--- begin Data entries ---

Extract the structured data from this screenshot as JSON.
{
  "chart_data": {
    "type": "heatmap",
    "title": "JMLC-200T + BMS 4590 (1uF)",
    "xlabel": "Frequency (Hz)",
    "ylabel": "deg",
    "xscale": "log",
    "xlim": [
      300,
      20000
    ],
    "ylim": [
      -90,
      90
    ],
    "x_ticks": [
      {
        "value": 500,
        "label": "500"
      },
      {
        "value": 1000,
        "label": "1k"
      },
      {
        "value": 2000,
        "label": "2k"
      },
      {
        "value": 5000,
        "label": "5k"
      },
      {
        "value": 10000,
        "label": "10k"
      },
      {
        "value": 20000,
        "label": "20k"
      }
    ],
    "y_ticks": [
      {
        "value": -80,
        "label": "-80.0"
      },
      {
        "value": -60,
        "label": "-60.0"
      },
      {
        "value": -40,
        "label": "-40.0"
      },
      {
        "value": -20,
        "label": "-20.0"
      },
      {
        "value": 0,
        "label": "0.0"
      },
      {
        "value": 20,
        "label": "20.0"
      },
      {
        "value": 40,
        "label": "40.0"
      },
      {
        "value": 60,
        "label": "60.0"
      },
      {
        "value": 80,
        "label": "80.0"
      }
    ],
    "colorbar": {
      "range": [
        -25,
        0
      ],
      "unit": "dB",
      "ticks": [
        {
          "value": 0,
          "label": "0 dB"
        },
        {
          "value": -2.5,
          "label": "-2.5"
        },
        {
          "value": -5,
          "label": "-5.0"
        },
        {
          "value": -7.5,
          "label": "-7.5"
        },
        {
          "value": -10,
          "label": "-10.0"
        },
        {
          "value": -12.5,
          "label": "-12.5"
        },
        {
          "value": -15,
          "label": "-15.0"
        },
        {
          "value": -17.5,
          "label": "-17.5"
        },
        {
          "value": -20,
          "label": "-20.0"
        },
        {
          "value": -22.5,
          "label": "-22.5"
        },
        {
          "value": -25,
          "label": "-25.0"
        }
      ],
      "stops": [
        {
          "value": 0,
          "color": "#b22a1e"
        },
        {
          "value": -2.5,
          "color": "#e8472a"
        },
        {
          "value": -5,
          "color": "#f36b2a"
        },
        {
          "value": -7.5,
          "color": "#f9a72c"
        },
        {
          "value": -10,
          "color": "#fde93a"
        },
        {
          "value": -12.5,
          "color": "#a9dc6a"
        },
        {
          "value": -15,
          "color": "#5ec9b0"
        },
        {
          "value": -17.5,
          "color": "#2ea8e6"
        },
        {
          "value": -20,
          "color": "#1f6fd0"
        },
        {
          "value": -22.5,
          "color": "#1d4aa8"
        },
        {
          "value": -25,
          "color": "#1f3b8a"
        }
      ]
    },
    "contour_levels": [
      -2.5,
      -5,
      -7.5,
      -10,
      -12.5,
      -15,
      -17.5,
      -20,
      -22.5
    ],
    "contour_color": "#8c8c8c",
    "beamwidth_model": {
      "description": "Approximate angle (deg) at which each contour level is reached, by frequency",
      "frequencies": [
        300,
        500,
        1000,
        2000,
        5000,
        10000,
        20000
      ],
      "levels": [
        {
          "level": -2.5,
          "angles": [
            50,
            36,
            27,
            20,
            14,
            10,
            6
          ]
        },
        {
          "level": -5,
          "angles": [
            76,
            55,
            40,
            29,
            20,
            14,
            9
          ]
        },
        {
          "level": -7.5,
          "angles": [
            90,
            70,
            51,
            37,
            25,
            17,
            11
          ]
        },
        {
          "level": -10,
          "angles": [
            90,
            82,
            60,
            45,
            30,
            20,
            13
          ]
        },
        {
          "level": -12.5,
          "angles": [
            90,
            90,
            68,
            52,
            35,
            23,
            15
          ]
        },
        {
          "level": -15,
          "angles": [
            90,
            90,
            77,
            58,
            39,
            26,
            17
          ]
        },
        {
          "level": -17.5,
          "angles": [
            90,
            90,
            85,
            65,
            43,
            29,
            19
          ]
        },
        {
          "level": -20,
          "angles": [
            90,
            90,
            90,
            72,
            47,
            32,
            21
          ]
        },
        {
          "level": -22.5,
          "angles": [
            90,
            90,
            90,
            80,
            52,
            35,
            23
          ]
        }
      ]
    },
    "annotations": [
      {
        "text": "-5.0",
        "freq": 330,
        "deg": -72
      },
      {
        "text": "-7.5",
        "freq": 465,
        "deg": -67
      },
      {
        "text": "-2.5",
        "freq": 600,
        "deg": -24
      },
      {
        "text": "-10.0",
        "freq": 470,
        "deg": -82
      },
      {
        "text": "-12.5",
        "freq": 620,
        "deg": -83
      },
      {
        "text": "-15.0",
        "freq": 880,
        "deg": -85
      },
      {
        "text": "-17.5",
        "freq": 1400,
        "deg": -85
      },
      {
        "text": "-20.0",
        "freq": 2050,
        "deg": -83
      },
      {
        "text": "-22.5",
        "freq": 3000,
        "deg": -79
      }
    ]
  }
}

--- end Data entries ---

— The exercise —
Extract all of the material exactly as it is written.

— Final answer —
Extract the structured data from this screenshot as JSON.
{
  "chart_data": {
    "type": "heatmap",
    "title": "JMLC-200T + BMS 4590 (1uF)",
    "xlabel": "Frequency (Hz)",
    "ylabel": "deg",
    "xscale": "log",
    "xlim": [
      300,
      20000
    ],
    "ylim": [
      -90,
      90
    ],
    "x_ticks": [
      {
        "value": 500,
        "label": "500"
      },
      {
        "value": 1000,
        "label": "1k"
      },
      {
        "value": 2000,
        "label": "2k"
      },
      {
        "value": 5000,
        "label": "5k"
      },
      {
        "value": 10000,
        "label": "10k"
      },
      {
        "value": 20000,
        "label": "20k"
      }
    ],
    "y_ticks": [
      {
        "value": -80,
        "label": "-80.0"
      },
      {
        "value": -60,
        "label": "-60.0"
      },
      {
        "value": -40,
        "label": "-40.0"
      },
      {
        "value": -20,
        "label": "-20.0"
      },
      {
        "value": 0,
        "label": "0.0"
      },
      {
        "value": 20,
        "label": "20.0"
      },
      {
        "value": 40,
        "label": "40.0"
      },
      {
        "value": 60,
        "label": "60.0"
      },
      {
        "value": 80,
        "label": "80.0"
      }
    ],
    "colorbar": {
      "range": [
        -25,
        0
      ],
      "unit": "dB",
      "ticks": [
        {
          "value": 0,
          "label": "0 dB"
        },
        {
          "value": -2.5,
          "label": "-2.5"
        },
        {
          "value": -5,
          "label": "-5.0"
        },
        {
          "value": -7.5,
          "label": "-7.5"
        },
        {
          "value": -10,
          "label": "-10.0"
        },
        {
          "value": -12.5,
          "label": "-12.5"
        },
        {
          "value": -15,
          "label": "-15.0"
        },
        {
          "value": -17.5,
          "label": "-17.5"
        },
        {
          "value": -20,
          "label": "-20.0"
        },
        {
          "value": -22.5,
          "label": "-22.5"
        },
        {
          "value": -25,
          "label": "-25.0"
        }
      ],
      "stops": [
        {
          "value": 0,
          "color": "#b22a1e"
        },
        {
          "value": -2.5,
          "color": "#e8472a"
        },
        {
          "value": -5,
          "color": "#f36b2a"
        },
        {
          "value": -7.5,
          "color": "#f9a72c"
        },
        {
          "value": -10,
          "color": "#fde93a"
        },
        {
          "value": -12.5,
          "color": "#a9dc6a"
        },
        {
          "value": -15,
          "color": "#5ec9b0"
        },
        {
          "value": -17.5,
          "color": "#2ea8e6"
        },
        {
          "value": -20,
          "color": "#1f6fd0"
        },
        {
          "value": -22.5,
          "color": "#1d4aa8"
        },
        {
          "value": -25,
          "color": "#1f3b8a"
        }
      ]
    },
    "contour_levels": [
      -2.5,
      -5,
      -7.5,
      -10,
      -12.5,
      -15,
      -17.5,
      -20,
      -22.5
    ],
    "contour_color": "#8c8c8c",
    "beamwidth_model": {
      "description": "Approximate angle (deg) at which each contour level is reached, by frequency",
      "frequencies": [
        300,
        500,
        1000,
        2000,
        5000,
        10000,
        20000
      ],
      "levels": [
        {
          "level": -2.5,
          "angles": [
            50,
            36,
            27,
            20,
            14,
            10,
            6
          ]
        },
        {
          "level": -5,
          "angles": [
            76,
            55,
            40,
            29,
            20,
            14,
            9
          ]
        },
        {
          "level": -7.5,
          "angles": [
            90,
            70,
            51,
            37,
            25,
            17,
            11
          ]
        },
        {
          "level": -10,
          "angles": [
            90,
            82,
            60,
            45,
            30,
            20,
            13
          ]
        },
        {
          "level": -12.5,
          "angles": [
            90,
            90,
            68,
            52,
            35,
            23,
            15
          ]
        },
        {
          "level": -15,
          "angles": [
            90,
            90,
            77,
            58,
            39,
            26,
            17
          ]
        },
        {
          "level": -17.5,
          "angles": [
            90,
            90,
            85,
            65,
            43,
            29,
            19
          ]
        },
        {
          "level": -20,
          "angles": [
            90,
            90,
            90,
            72,
            47,
            32,
            21
          ]
        },
        {
          "level": -22.5,
          "angles": [
            90,
            90,
            90,
            80,
            52,
            35,
            23
          ]
        }
      ]
    },
    "annotations": [
      {
        "text": "-5.0",
        "freq": 330,
        "deg": -72
      },
      {
        "text": "-7.5",
        "freq": 465,
        "deg": -67
      },
      {
        "text": "-2.5",
        "freq": 600,
        "deg": -24
      },
      {
        "text": "-10.0",
        "freq": 470,
        "deg": -82
      },
      {
        "text": "-12.5",
        "freq": 620,
        "deg": -83
      },
      {
        "text": "-15.0",
        "freq": 880,
        "deg": -85
      },
      {
        "text": "-17.5",
        "freq": 1400,
        "deg": -85
      },
      {
        "text": "-20.0",
        "freq": 2050,
        "deg": -83
      },
      {
        "text": "-22.5",
        "freq": 3000,
        "deg": -79
      }
    ]
  }
}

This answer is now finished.